- What you should do -
Note each line of the listing that contains the string "arcmin", and copy it.

- Task data -
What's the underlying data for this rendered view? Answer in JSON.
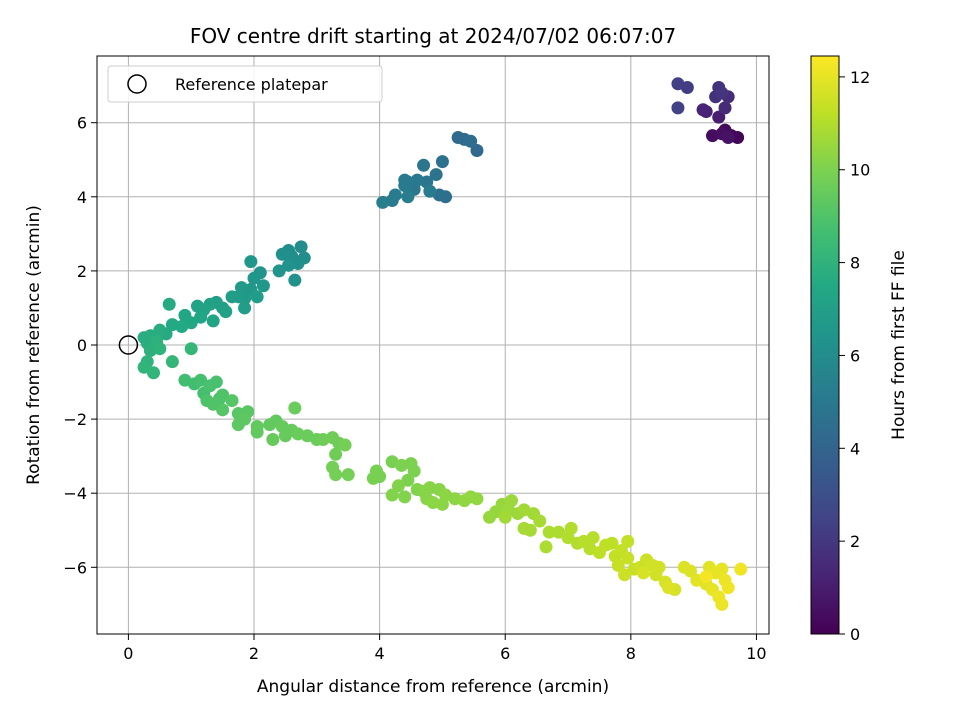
{
  "chart_data": {
    "type": "scatter",
    "title": "FOV centre drift starting at 2024/07/02 06:07:07",
    "xlabel": "Angular distance from reference (arcmin)",
    "ylabel": "Rotation from reference (arcmin)",
    "colorbar_label": "Hours from first FF file",
    "xlim": [
      -0.5,
      10.2
    ],
    "ylim": [
      -7.8,
      7.8
    ],
    "xticks": [
      0,
      2,
      4,
      6,
      8,
      10
    ],
    "yticks": [
      -6,
      -4,
      -2,
      0,
      2,
      4,
      6
    ],
    "colorbar_range": [
      0,
      12.45
    ],
    "colorbar_ticks": [
      0,
      2,
      4,
      6,
      8,
      10,
      12
    ],
    "colormap": "viridis",
    "grid": true,
    "legend": {
      "placement": "top-left",
      "entries": [
        {
          "label": "Reference platepar",
          "marker": "open-circle"
        }
      ]
    },
    "reference_point": {
      "x": 0,
      "y": 0
    },
    "points": [
      {
        "x": 9.7,
        "y": 5.6,
        "c": 0.1
      },
      {
        "x": 9.6,
        "y": 5.65,
        "c": 0.2
      },
      {
        "x": 9.5,
        "y": 5.8,
        "c": 0.3
      },
      {
        "x": 9.3,
        "y": 5.65,
        "c": 0.4
      },
      {
        "x": 9.45,
        "y": 5.7,
        "c": 0.5
      },
      {
        "x": 9.55,
        "y": 5.6,
        "c": 0.6
      },
      {
        "x": 9.4,
        "y": 6.15,
        "c": 1.0
      },
      {
        "x": 9.2,
        "y": 6.3,
        "c": 1.2
      },
      {
        "x": 9.15,
        "y": 6.35,
        "c": 1.3
      },
      {
        "x": 9.5,
        "y": 6.4,
        "c": 1.5
      },
      {
        "x": 9.55,
        "y": 6.7,
        "c": 1.6
      },
      {
        "x": 9.35,
        "y": 6.7,
        "c": 1.7
      },
      {
        "x": 9.4,
        "y": 6.95,
        "c": 1.8
      },
      {
        "x": 9.45,
        "y": 6.8,
        "c": 1.9
      },
      {
        "x": 8.9,
        "y": 6.95,
        "c": 2.2
      },
      {
        "x": 8.75,
        "y": 7.05,
        "c": 2.3
      },
      {
        "x": 8.75,
        "y": 6.4,
        "c": 2.4
      },
      {
        "x": 5.55,
        "y": 5.25,
        "c": 4.2
      },
      {
        "x": 5.35,
        "y": 5.55,
        "c": 4.3
      },
      {
        "x": 5.25,
        "y": 5.6,
        "c": 4.3
      },
      {
        "x": 5.45,
        "y": 5.5,
        "c": 4.4
      },
      {
        "x": 5.05,
        "y": 4.0,
        "c": 4.6
      },
      {
        "x": 4.95,
        "y": 4.05,
        "c": 4.6
      },
      {
        "x": 5.0,
        "y": 4.95,
        "c": 4.7
      },
      {
        "x": 4.9,
        "y": 4.6,
        "c": 4.8
      },
      {
        "x": 4.7,
        "y": 4.85,
        "c": 4.9
      },
      {
        "x": 4.75,
        "y": 4.4,
        "c": 4.9
      },
      {
        "x": 4.6,
        "y": 4.45,
        "c": 5.0
      },
      {
        "x": 4.55,
        "y": 4.2,
        "c": 5.0
      },
      {
        "x": 4.45,
        "y": 4.4,
        "c": 5.1
      },
      {
        "x": 4.4,
        "y": 4.3,
        "c": 5.1
      },
      {
        "x": 4.25,
        "y": 4.05,
        "c": 5.2
      },
      {
        "x": 4.2,
        "y": 3.9,
        "c": 5.2
      },
      {
        "x": 4.05,
        "y": 3.85,
        "c": 5.3
      },
      {
        "x": 4.45,
        "y": 4.0,
        "c": 5.3
      },
      {
        "x": 4.8,
        "y": 4.15,
        "c": 5.2
      },
      {
        "x": 4.4,
        "y": 4.45,
        "c": 5.1
      },
      {
        "x": 2.75,
        "y": 2.65,
        "c": 6.0
      },
      {
        "x": 2.8,
        "y": 2.35,
        "c": 6.0
      },
      {
        "x": 2.55,
        "y": 2.55,
        "c": 6.1
      },
      {
        "x": 2.6,
        "y": 2.4,
        "c": 6.1
      },
      {
        "x": 2.45,
        "y": 2.45,
        "c": 6.2
      },
      {
        "x": 2.7,
        "y": 2.2,
        "c": 6.2
      },
      {
        "x": 2.65,
        "y": 1.75,
        "c": 6.3
      },
      {
        "x": 2.55,
        "y": 2.15,
        "c": 6.3
      },
      {
        "x": 2.4,
        "y": 2.0,
        "c": 6.4
      },
      {
        "x": 2.1,
        "y": 1.95,
        "c": 6.4
      },
      {
        "x": 2.0,
        "y": 1.8,
        "c": 6.5
      },
      {
        "x": 1.95,
        "y": 2.25,
        "c": 6.5
      },
      {
        "x": 2.15,
        "y": 1.6,
        "c": 6.6
      },
      {
        "x": 1.95,
        "y": 1.5,
        "c": 6.6
      },
      {
        "x": 1.85,
        "y": 1.25,
        "c": 6.7
      },
      {
        "x": 1.8,
        "y": 1.55,
        "c": 6.7
      },
      {
        "x": 1.75,
        "y": 1.3,
        "c": 6.8
      },
      {
        "x": 2.05,
        "y": 1.3,
        "c": 6.8
      },
      {
        "x": 1.85,
        "y": 1.0,
        "c": 6.9
      },
      {
        "x": 1.65,
        "y": 1.3,
        "c": 6.9
      },
      {
        "x": 1.5,
        "y": 1.0,
        "c": 7.0
      },
      {
        "x": 1.4,
        "y": 1.15,
        "c": 7.0
      },
      {
        "x": 1.55,
        "y": 0.9,
        "c": 7.1
      },
      {
        "x": 1.3,
        "y": 1.1,
        "c": 7.1
      },
      {
        "x": 1.2,
        "y": 0.95,
        "c": 7.2
      },
      {
        "x": 1.1,
        "y": 1.05,
        "c": 7.2
      },
      {
        "x": 1.35,
        "y": 0.65,
        "c": 7.3
      },
      {
        "x": 1.15,
        "y": 0.75,
        "c": 7.3
      },
      {
        "x": 1.0,
        "y": 0.6,
        "c": 7.4
      },
      {
        "x": 0.9,
        "y": 0.8,
        "c": 7.4
      },
      {
        "x": 0.85,
        "y": 0.5,
        "c": 7.5
      },
      {
        "x": 0.7,
        "y": 0.55,
        "c": 7.5
      },
      {
        "x": 0.65,
        "y": 1.1,
        "c": 7.6
      },
      {
        "x": 0.6,
        "y": 0.3,
        "c": 7.6
      },
      {
        "x": 0.5,
        "y": 0.4,
        "c": 7.7
      },
      {
        "x": 0.35,
        "y": 0.25,
        "c": 7.7
      },
      {
        "x": 0.25,
        "y": 0.2,
        "c": 7.8
      },
      {
        "x": 0.3,
        "y": 0.05,
        "c": 7.8
      },
      {
        "x": 0.45,
        "y": 0.1,
        "c": 7.9
      },
      {
        "x": 0.35,
        "y": -0.15,
        "c": 7.9
      },
      {
        "x": 0.5,
        "y": -0.1,
        "c": 8.0
      },
      {
        "x": 0.3,
        "y": -0.45,
        "c": 8.0
      },
      {
        "x": 0.25,
        "y": -0.6,
        "c": 8.1
      },
      {
        "x": 0.4,
        "y": -0.75,
        "c": 8.1
      },
      {
        "x": 0.7,
        "y": -0.45,
        "c": 8.2
      },
      {
        "x": 1.0,
        "y": -0.1,
        "c": 8.2
      },
      {
        "x": 0.9,
        "y": -0.95,
        "c": 8.6
      },
      {
        "x": 1.05,
        "y": -1.05,
        "c": 8.6
      },
      {
        "x": 1.15,
        "y": -0.95,
        "c": 8.7
      },
      {
        "x": 1.2,
        "y": -1.3,
        "c": 8.7
      },
      {
        "x": 1.3,
        "y": -1.1,
        "c": 8.8
      },
      {
        "x": 1.4,
        "y": -1.0,
        "c": 8.8
      },
      {
        "x": 1.25,
        "y": -1.5,
        "c": 8.9
      },
      {
        "x": 1.45,
        "y": -1.45,
        "c": 8.9
      },
      {
        "x": 1.35,
        "y": -1.6,
        "c": 9.0
      },
      {
        "x": 1.5,
        "y": -1.35,
        "c": 9.0
      },
      {
        "x": 1.5,
        "y": -1.75,
        "c": 9.1
      },
      {
        "x": 1.65,
        "y": -1.5,
        "c": 9.1
      },
      {
        "x": 1.75,
        "y": -1.85,
        "c": 9.2
      },
      {
        "x": 1.9,
        "y": -1.8,
        "c": 9.2
      },
      {
        "x": 1.75,
        "y": -2.15,
        "c": 9.3
      },
      {
        "x": 1.85,
        "y": -2.0,
        "c": 9.3
      },
      {
        "x": 2.05,
        "y": -2.2,
        "c": 9.4
      },
      {
        "x": 2.05,
        "y": -2.35,
        "c": 9.4
      },
      {
        "x": 2.25,
        "y": -2.15,
        "c": 9.4
      },
      {
        "x": 2.35,
        "y": -2.05,
        "c": 9.4
      },
      {
        "x": 2.45,
        "y": -2.2,
        "c": 9.5
      },
      {
        "x": 2.5,
        "y": -2.45,
        "c": 9.5
      },
      {
        "x": 2.3,
        "y": -2.55,
        "c": 9.5
      },
      {
        "x": 2.6,
        "y": -2.3,
        "c": 9.5
      },
      {
        "x": 2.65,
        "y": -1.7,
        "c": 9.6
      },
      {
        "x": 2.7,
        "y": -2.4,
        "c": 9.6
      },
      {
        "x": 2.85,
        "y": -2.45,
        "c": 9.6
      },
      {
        "x": 3.0,
        "y": -2.55,
        "c": 9.6
      },
      {
        "x": 3.1,
        "y": -2.55,
        "c": 9.7
      },
      {
        "x": 3.25,
        "y": -2.5,
        "c": 9.7
      },
      {
        "x": 3.3,
        "y": -2.95,
        "c": 9.7
      },
      {
        "x": 3.35,
        "y": -2.65,
        "c": 9.7
      },
      {
        "x": 3.45,
        "y": -2.7,
        "c": 9.8
      },
      {
        "x": 3.25,
        "y": -3.3,
        "c": 9.8
      },
      {
        "x": 3.3,
        "y": -3.5,
        "c": 9.8
      },
      {
        "x": 3.5,
        "y": -3.5,
        "c": 9.8
      },
      {
        "x": 3.95,
        "y": -3.4,
        "c": 9.9
      },
      {
        "x": 4.0,
        "y": -3.55,
        "c": 9.9
      },
      {
        "x": 3.9,
        "y": -3.6,
        "c": 9.9
      },
      {
        "x": 4.2,
        "y": -3.15,
        "c": 9.9
      },
      {
        "x": 4.35,
        "y": -3.25,
        "c": 10.0
      },
      {
        "x": 4.5,
        "y": -3.2,
        "c": 10.0
      },
      {
        "x": 4.55,
        "y": -3.4,
        "c": 10.0
      },
      {
        "x": 4.45,
        "y": -3.65,
        "c": 10.0
      },
      {
        "x": 4.6,
        "y": -3.9,
        "c": 10.1
      },
      {
        "x": 4.3,
        "y": -3.8,
        "c": 10.1
      },
      {
        "x": 4.2,
        "y": -4.05,
        "c": 10.1
      },
      {
        "x": 4.4,
        "y": -4.1,
        "c": 10.1
      },
      {
        "x": 4.7,
        "y": -3.95,
        "c": 10.2
      },
      {
        "x": 4.8,
        "y": -3.85,
        "c": 10.2
      },
      {
        "x": 4.95,
        "y": -3.9,
        "c": 10.2
      },
      {
        "x": 4.75,
        "y": -4.15,
        "c": 10.2
      },
      {
        "x": 4.85,
        "y": -4.25,
        "c": 10.3
      },
      {
        "x": 5.0,
        "y": -4.3,
        "c": 10.3
      },
      {
        "x": 5.05,
        "y": -4.05,
        "c": 10.3
      },
      {
        "x": 5.2,
        "y": -4.15,
        "c": 10.3
      },
      {
        "x": 5.35,
        "y": -4.2,
        "c": 10.4
      },
      {
        "x": 5.45,
        "y": -4.1,
        "c": 10.4
      },
      {
        "x": 5.55,
        "y": -4.15,
        "c": 10.4
      },
      {
        "x": 5.75,
        "y": -4.65,
        "c": 10.5
      },
      {
        "x": 5.85,
        "y": -4.5,
        "c": 10.5
      },
      {
        "x": 5.95,
        "y": -4.3,
        "c": 10.5
      },
      {
        "x": 6.05,
        "y": -4.45,
        "c": 10.6
      },
      {
        "x": 6.1,
        "y": -4.2,
        "c": 10.6
      },
      {
        "x": 6.2,
        "y": -4.55,
        "c": 10.6
      },
      {
        "x": 6.0,
        "y": -4.65,
        "c": 10.7
      },
      {
        "x": 6.3,
        "y": -4.45,
        "c": 10.7
      },
      {
        "x": 6.45,
        "y": -4.55,
        "c": 10.7
      },
      {
        "x": 6.55,
        "y": -4.75,
        "c": 10.8
      },
      {
        "x": 6.3,
        "y": -4.95,
        "c": 10.8
      },
      {
        "x": 6.4,
        "y": -5.0,
        "c": 10.8
      },
      {
        "x": 6.7,
        "y": -5.05,
        "c": 10.9
      },
      {
        "x": 6.65,
        "y": -5.45,
        "c": 10.9
      },
      {
        "x": 6.85,
        "y": -5.05,
        "c": 10.9
      },
      {
        "x": 7.0,
        "y": -5.2,
        "c": 11.0
      },
      {
        "x": 7.05,
        "y": -4.95,
        "c": 11.0
      },
      {
        "x": 7.15,
        "y": -5.35,
        "c": 11.0
      },
      {
        "x": 7.25,
        "y": -5.3,
        "c": 11.1
      },
      {
        "x": 7.35,
        "y": -5.5,
        "c": 11.1
      },
      {
        "x": 7.4,
        "y": -5.2,
        "c": 11.1
      },
      {
        "x": 7.5,
        "y": -5.6,
        "c": 11.2
      },
      {
        "x": 7.6,
        "y": -5.4,
        "c": 11.2
      },
      {
        "x": 7.7,
        "y": -5.35,
        "c": 11.2
      },
      {
        "x": 7.75,
        "y": -5.7,
        "c": 11.3
      },
      {
        "x": 7.85,
        "y": -5.55,
        "c": 11.3
      },
      {
        "x": 7.95,
        "y": -5.3,
        "c": 11.3
      },
      {
        "x": 7.8,
        "y": -5.95,
        "c": 11.4
      },
      {
        "x": 7.95,
        "y": -5.75,
        "c": 11.4
      },
      {
        "x": 8.05,
        "y": -6.05,
        "c": 11.4
      },
      {
        "x": 7.9,
        "y": -6.2,
        "c": 11.5
      },
      {
        "x": 8.15,
        "y": -6.0,
        "c": 11.5
      },
      {
        "x": 8.25,
        "y": -5.8,
        "c": 11.5
      },
      {
        "x": 8.35,
        "y": -5.95,
        "c": 11.6
      },
      {
        "x": 8.45,
        "y": -6.0,
        "c": 11.6
      },
      {
        "x": 8.4,
        "y": -6.2,
        "c": 11.6
      },
      {
        "x": 8.2,
        "y": -6.15,
        "c": 11.7
      },
      {
        "x": 8.55,
        "y": -6.4,
        "c": 11.7
      },
      {
        "x": 8.7,
        "y": -6.6,
        "c": 11.7
      },
      {
        "x": 8.6,
        "y": -6.55,
        "c": 11.8
      },
      {
        "x": 8.85,
        "y": -6.0,
        "c": 11.8
      },
      {
        "x": 8.95,
        "y": -6.1,
        "c": 11.8
      },
      {
        "x": 9.05,
        "y": -6.35,
        "c": 11.9
      },
      {
        "x": 9.2,
        "y": -6.45,
        "c": 11.9
      },
      {
        "x": 9.25,
        "y": -6.0,
        "c": 11.9
      },
      {
        "x": 9.35,
        "y": -6.15,
        "c": 12.0
      },
      {
        "x": 9.45,
        "y": -6.05,
        "c": 12.0
      },
      {
        "x": 9.3,
        "y": -6.6,
        "c": 12.0
      },
      {
        "x": 9.4,
        "y": -6.8,
        "c": 12.1
      },
      {
        "x": 9.45,
        "y": -7.0,
        "c": 12.1
      },
      {
        "x": 9.5,
        "y": -6.35,
        "c": 12.1
      },
      {
        "x": 9.55,
        "y": -6.55,
        "c": 12.2
      },
      {
        "x": 9.75,
        "y": -6.05,
        "c": 12.2
      },
      {
        "x": 9.2,
        "y": -6.25,
        "c": 12.3
      }
    ]
  }
}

- Response to the exercise -
    "xlabel": "Angular distance from reference (arcmin)",
    "ylabel": "Rotation from reference (arcmin)",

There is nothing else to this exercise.